Part of a data file:
◇ ◇ ◇

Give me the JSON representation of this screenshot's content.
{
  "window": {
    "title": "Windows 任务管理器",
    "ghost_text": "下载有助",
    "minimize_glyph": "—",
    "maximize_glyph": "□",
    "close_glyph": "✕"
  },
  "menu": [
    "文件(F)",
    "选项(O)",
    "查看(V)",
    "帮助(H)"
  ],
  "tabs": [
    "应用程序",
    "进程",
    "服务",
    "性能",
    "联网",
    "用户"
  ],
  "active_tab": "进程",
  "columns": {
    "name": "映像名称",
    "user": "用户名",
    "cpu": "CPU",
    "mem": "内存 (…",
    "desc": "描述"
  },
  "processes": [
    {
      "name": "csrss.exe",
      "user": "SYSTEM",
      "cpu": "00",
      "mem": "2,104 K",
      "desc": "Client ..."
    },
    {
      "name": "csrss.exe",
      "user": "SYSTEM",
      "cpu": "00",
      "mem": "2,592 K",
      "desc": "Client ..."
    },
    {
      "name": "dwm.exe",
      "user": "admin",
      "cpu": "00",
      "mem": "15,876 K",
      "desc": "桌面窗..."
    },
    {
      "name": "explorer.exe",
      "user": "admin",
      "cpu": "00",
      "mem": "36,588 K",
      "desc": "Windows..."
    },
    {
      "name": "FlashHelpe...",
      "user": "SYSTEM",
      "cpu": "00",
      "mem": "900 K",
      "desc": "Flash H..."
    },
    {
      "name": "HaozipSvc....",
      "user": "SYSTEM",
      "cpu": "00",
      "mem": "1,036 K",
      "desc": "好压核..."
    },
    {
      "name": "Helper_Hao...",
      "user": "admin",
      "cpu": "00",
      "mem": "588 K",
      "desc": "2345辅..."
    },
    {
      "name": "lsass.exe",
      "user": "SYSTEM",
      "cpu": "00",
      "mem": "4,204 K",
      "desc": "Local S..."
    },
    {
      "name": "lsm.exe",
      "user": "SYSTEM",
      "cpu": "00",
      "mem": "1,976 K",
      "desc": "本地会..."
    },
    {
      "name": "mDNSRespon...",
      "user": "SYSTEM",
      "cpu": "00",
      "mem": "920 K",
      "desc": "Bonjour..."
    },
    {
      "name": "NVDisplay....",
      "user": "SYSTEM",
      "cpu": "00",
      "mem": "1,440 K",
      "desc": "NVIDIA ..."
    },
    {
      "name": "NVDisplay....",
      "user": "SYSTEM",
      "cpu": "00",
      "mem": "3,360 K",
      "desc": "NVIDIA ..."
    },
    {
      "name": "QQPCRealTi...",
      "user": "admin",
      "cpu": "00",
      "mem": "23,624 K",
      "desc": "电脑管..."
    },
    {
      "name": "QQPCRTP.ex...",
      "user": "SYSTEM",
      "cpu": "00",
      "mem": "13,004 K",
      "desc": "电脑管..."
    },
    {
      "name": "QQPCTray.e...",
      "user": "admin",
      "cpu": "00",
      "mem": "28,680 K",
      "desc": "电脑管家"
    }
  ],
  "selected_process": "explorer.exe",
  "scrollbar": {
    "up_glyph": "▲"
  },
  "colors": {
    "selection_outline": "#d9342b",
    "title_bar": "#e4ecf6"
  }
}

◇ ◇ ◇

CHALLENGE:
Every record above needs to be repeated word for word.

WORKED SOLUTION:
Give me the JSON representation of this screenshot's content.
{
  "window": {
    "title": "Windows 任务管理器",
    "ghost_text": "下载有助",
    "minimize_glyph": "—",
    "maximize_glyph": "□",
    "close_glyph": "✕"
  },
  "menu": [
    "文件(F)",
    "选项(O)",
    "查看(V)",
    "帮助(H)"
  ],
  "tabs": [
    "应用程序",
    "进程",
    "服务",
    "性能",
    "联网",
    "用户"
  ],
  "active_tab": "进程",
  "columns": {
    "name": "映像名称",
    "user": "用户名",
    "cpu": "CPU",
    "mem": "内存 (…",
    "desc": "描述"
  },
  "processes": [
    {
      "name": "csrss.exe",
      "user": "SYSTEM",
      "cpu": "00",
      "mem": "2,104 K",
      "desc": "Client ..."
    },
    {
      "name": "csrss.exe",
      "user": "SYSTEM",
      "cpu": "00",
      "mem": "2,592 K",
      "desc": "Client ..."
    },
    {
      "name": "dwm.exe",
      "user": "admin",
      "cpu": "00",
      "mem": "15,876 K",
      "desc": "桌面窗..."
    },
    {
      "name": "explorer.exe",
      "user": "admin",
      "cpu": "00",
      "mem": "36,588 K",
      "desc": "Windows..."
    },
    {
      "name": "FlashHelpe...",
      "user": "SYSTEM",
      "cpu": "00",
      "mem": "900 K",
      "desc": "Flash H..."
    },
    {
      "name": "HaozipSvc....",
      "user": "SYSTEM",
      "cpu": "00",
      "mem": "1,036 K",
      "desc": "好压核..."
    },
    {
      "name": "Helper_Hao...",
      "user": "admin",
      "cpu": "00",
      "mem": "588 K",
      "desc": "2345辅..."
    },
    {
      "name": "lsass.exe",
      "user": "SYSTEM",
      "cpu": "00",
      "mem": "4,204 K",
      "desc": "Local S..."
    },
    {
      "name": "lsm.exe",
      "user": "SYSTEM",
      "cpu": "00",
      "mem": "1,976 K",
      "desc": "本地会..."
    },
    {
      "name": "mDNSRespon...",
      "user": "SYSTEM",
      "cpu": "00",
      "mem": "920 K",
      "desc": "Bonjour..."
    },
    {
      "name": "NVDisplay....",
      "user": "SYSTEM",
      "cpu": "00",
      "mem": "1,440 K",
      "desc": "NVIDIA ..."
    },
    {
      "name": "NVDisplay....",
      "user": "SYSTEM",
      "cpu": "00",
      "mem": "3,360 K",
      "desc": "NVIDIA ..."
    },
    {
      "name": "QQPCRealTi...",
      "user": "admin",
      "cpu": "00",
      "mem": "23,624 K",
      "desc": "电脑管..."
    },
    {
      "name": "QQPCRTP.ex...",
      "user": "SYSTEM",
      "cpu": "00",
      "mem": "13,004 K",
      "desc": "电脑管..."
    },
    {
      "name": "QQPCTray.e...",
      "user": "admin",
      "cpu": "00",
      "mem": "28,680 K",
      "desc": "电脑管家"
    }
  ],
  "selected_process": "explorer.exe",
  "scrollbar": {
    "up_glyph": "▲"
  },
  "colors": {
    "selection_outline": "#d9342b",
    "title_bar": "#e4ecf6"
  }
}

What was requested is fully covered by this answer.